--- begin LISTING ---
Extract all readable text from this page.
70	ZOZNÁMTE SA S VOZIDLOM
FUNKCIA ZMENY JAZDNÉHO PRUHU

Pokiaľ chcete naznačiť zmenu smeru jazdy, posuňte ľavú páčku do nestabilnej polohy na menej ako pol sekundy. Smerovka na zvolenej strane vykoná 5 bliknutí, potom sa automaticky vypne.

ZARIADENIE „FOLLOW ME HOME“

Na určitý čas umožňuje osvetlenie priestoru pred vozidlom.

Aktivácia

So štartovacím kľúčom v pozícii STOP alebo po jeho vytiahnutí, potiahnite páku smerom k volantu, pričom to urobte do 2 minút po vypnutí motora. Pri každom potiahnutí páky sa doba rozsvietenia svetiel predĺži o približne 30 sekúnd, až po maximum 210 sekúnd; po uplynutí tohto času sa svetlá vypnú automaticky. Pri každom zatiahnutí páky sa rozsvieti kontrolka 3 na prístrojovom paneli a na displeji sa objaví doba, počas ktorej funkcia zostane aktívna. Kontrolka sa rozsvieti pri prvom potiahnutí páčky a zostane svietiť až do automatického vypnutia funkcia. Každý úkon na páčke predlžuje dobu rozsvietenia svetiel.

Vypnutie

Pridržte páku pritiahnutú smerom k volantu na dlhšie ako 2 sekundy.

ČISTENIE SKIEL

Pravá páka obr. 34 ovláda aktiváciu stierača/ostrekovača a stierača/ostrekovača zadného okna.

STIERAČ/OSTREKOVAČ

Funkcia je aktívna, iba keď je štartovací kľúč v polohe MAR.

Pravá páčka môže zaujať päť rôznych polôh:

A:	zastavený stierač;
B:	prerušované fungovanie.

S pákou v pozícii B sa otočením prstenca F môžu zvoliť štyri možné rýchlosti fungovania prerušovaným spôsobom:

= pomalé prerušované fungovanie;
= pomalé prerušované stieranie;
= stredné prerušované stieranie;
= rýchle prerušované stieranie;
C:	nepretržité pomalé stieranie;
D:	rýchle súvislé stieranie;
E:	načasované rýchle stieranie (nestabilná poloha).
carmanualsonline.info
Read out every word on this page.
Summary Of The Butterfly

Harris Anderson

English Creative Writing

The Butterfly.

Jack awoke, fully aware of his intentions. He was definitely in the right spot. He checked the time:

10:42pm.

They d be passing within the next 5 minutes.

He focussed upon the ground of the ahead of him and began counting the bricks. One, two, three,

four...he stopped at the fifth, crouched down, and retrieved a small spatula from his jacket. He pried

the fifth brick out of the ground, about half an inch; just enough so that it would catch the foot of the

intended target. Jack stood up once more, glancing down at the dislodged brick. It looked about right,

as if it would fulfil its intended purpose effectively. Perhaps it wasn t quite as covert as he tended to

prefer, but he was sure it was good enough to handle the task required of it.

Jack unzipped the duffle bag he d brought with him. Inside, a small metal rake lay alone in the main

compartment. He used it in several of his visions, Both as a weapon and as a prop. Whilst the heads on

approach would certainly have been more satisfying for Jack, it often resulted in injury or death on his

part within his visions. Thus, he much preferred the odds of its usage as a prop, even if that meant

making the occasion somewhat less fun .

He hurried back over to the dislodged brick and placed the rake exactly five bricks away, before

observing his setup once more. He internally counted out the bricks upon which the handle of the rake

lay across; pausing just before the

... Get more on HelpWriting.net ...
--- end LISTING ---
- _YOUR OBJECTIVE_
The lines above should be duplicated exactly.

- _WRITTEN ANSWER_
Extract all readable text from this page.
70	ZOZNÁMTE SA S VOZIDLOM
FUNKCIA ZMENY JAZDNÉHO PRUHU

Pokiaľ chcete naznačiť zmenu smeru jazdy, posuňte ľavú páčku do nestabilnej polohy na menej ako pol sekundy. Smerovka na zvolenej strane vykoná 5 bliknutí, potom sa automaticky vypne.

ZARIADENIE „FOLLOW ME HOME“

Na určitý čas umožňuje osvetlenie priestoru pred vozidlom.

Aktivácia

So štartovacím kľúčom v pozícii STOP alebo po jeho vytiahnutí, potiahnite páku smerom k volantu, pričom to urobte do 2 minút po vypnutí motora. Pri každom potiahnutí páky sa doba rozsvietenia svetiel predĺži o približne 30 sekúnd, až po maximum 210 sekúnd; po uplynutí tohto času sa svetlá vypnú automaticky. Pri každom zatiahnutí páky sa rozsvieti kontrolka 3 na prístrojovom paneli a na displeji sa objaví doba, počas ktorej funkcia zostane aktívna. Kontrolka sa rozsvieti pri prvom potiahnutí páčky a zostane svietiť až do automatického vypnutia funkcia. Každý úkon na páčke predlžuje dobu rozsvietenia svetiel.

Vypnutie

Pridržte páku pritiahnutú smerom k volantu na dlhšie ako 2 sekundy.

ČISTENIE SKIEL

Pravá páka obr. 34 ovláda aktiváciu stierača/ostrekovača a stierača/ostrekovača zadného okna.

STIERAČ/OSTREKOVAČ

Funkcia je aktívna, iba keď je štartovací kľúč v polohe MAR.

Pravá páčka môže zaujať päť rôznych polôh:

A:	zastavený stierač;
B:	prerušované fungovanie.

S pákou v pozícii B sa otočením prstenca F môžu zvoliť štyri možné rýchlosti fungovania prerušovaným spôsobom:

= pomalé prerušované fungovanie;
= pomalé prerušované stieranie;
= stredné prerušované stieranie;
= rýchle prerušované stieranie;
C:	nepretržité pomalé stieranie;
D:	rýchle súvislé stieranie;
E:	načasované rýchle stieranie (nestabilná poloha).
carmanualsonline.info
Read out every word on this page.
Summary Of The Butterfly

Harris Anderson

English Creative Writing

The Butterfly.

Jack awoke, fully aware of his intentions. He was definitely in the right spot. He checked the time:

10:42pm.

They d be passing within the next 5 minutes.

He focussed upon the ground of the ahead of him and began counting the bricks. One, two, three,

four...he stopped at the fifth, crouched down, and retrieved a small spatula from his jacket. He pried

the fifth brick out of the ground, about half an inch; just enough so that it would catch the foot of the

intended target. Jack stood up once more, glancing down at the dislodged brick. It looked about right,

as if it would fulfil its intended purpose effectively. Perhaps it wasn t quite as covert as he tended to

prefer, but he was sure it was good enough to handle the task required of it.

Jack unzipped the duffle bag he d brought with him. Inside, a small metal rake lay alone in the main

compartment. He used it in several of his visions, Both as a weapon and as a prop. Whilst the heads on

approach would certainly have been more satisfying for Jack, it often resulted in injury or death on his

part within his visions. Thus, he much preferred the odds of its usage as a prop, even if that meant

making the occasion somewhat less fun .

He hurried back over to the dislodged brick and placed the rake exactly five bricks away, before

observing his setup once more. He internally counted out the bricks upon which the handle of the rake

lay across; pausing just before the

... Get more on HelpWriting.net ...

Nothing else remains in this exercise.